(Data listing)
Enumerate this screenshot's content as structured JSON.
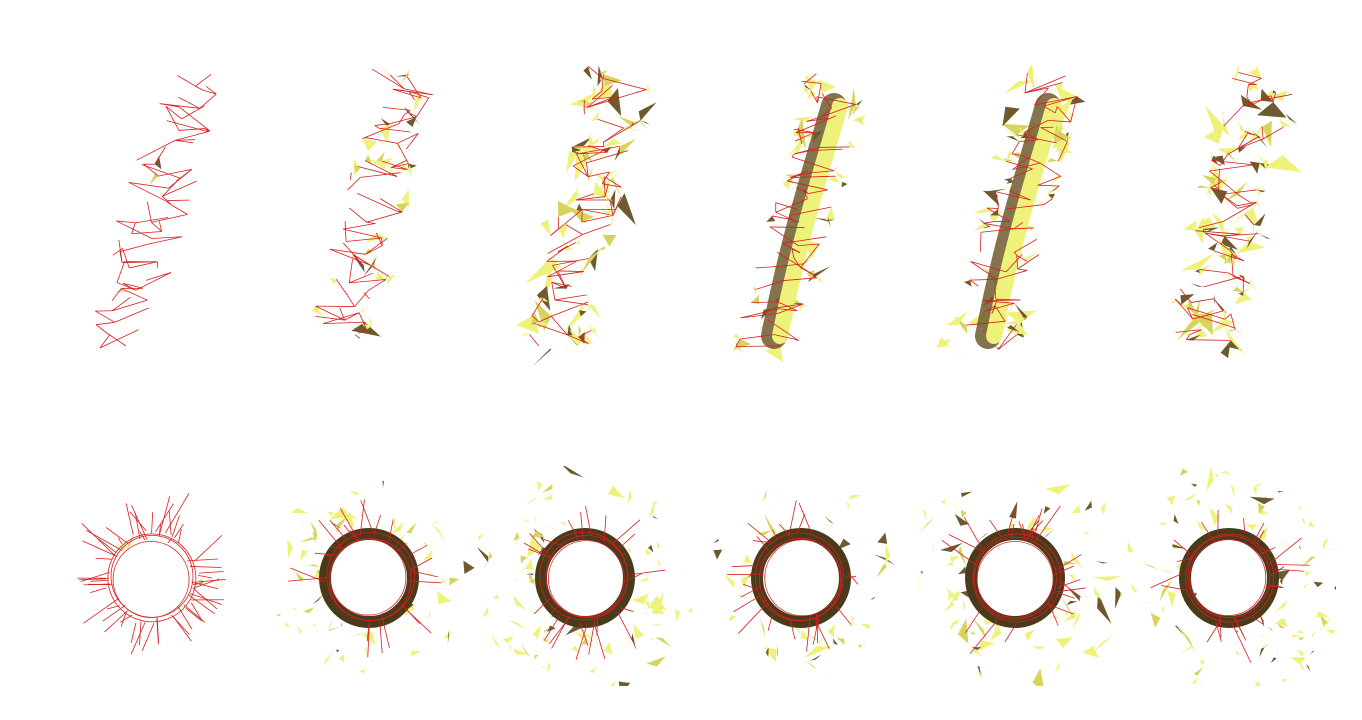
{
  "figure": {
    "description_visible_text": "",
    "colors": {
      "background": "#ffffff",
      "wireframe": "#d81e1e",
      "surface_light": "#eef27a",
      "surface_mid": "#d6d45c",
      "surface_shadow": "#6e5a2e",
      "surface_dark": "#4a3a1c"
    },
    "rows": [
      {
        "view": "side",
        "panels": [
          {
            "style": "wireframe",
            "coverage": 0.02
          },
          {
            "style": "sparse-surface",
            "coverage": 0.3
          },
          {
            "style": "dense-surface",
            "coverage": 0.75
          },
          {
            "style": "tube-surface",
            "coverage": 0.55
          },
          {
            "style": "tube-surface",
            "coverage": 0.65
          },
          {
            "style": "dense-surface",
            "coverage": 0.85
          }
        ]
      },
      {
        "view": "top",
        "panels": [
          {
            "style": "wireframe",
            "coverage": 0.03
          },
          {
            "style": "sparse-surface",
            "coverage": 0.45
          },
          {
            "style": "dense-surface",
            "coverage": 0.7
          },
          {
            "style": "tube-surface",
            "coverage": 0.4
          },
          {
            "style": "tube-surface",
            "coverage": 0.6
          },
          {
            "style": "dense-surface",
            "coverage": 0.75
          }
        ]
      }
    ]
  }
}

Objective
Every line is to be duplicated exactly, though pictures stay out.

Final result
Enumerate this screenshot's content as structured JSON.
{
  "figure": {
    "description_visible_text": "",
    "colors": {
      "background": "#ffffff",
      "wireframe": "#d81e1e",
      "surface_light": "#eef27a",
      "surface_mid": "#d6d45c",
      "surface_shadow": "#6e5a2e",
      "surface_dark": "#4a3a1c"
    },
    "rows": [
      {
        "view": "side",
        "panels": [
          {
            "style": "wireframe",
            "coverage": 0.02
          },
          {
            "style": "sparse-surface",
            "coverage": 0.3
          },
          {
            "style": "dense-surface",
            "coverage": 0.75
          },
          {
            "style": "tube-surface",
            "coverage": 0.55
          },
          {
            "style": "tube-surface",
            "coverage": 0.65
          },
          {
            "style": "dense-surface",
            "coverage": 0.85
          }
        ]
      },
      {
        "view": "top",
        "panels": [
          {
            "style": "wireframe",
            "coverage": 0.03
          },
          {
            "style": "sparse-surface",
            "coverage": 0.45
          },
          {
            "style": "dense-surface",
            "coverage": 0.7
          },
          {
            "style": "tube-surface",
            "coverage": 0.4
          },
          {
            "style": "tube-surface",
            "coverage": 0.6
          },
          {
            "style": "dense-surface",
            "coverage": 0.75
          }
        ]
      }
    ]
  }
}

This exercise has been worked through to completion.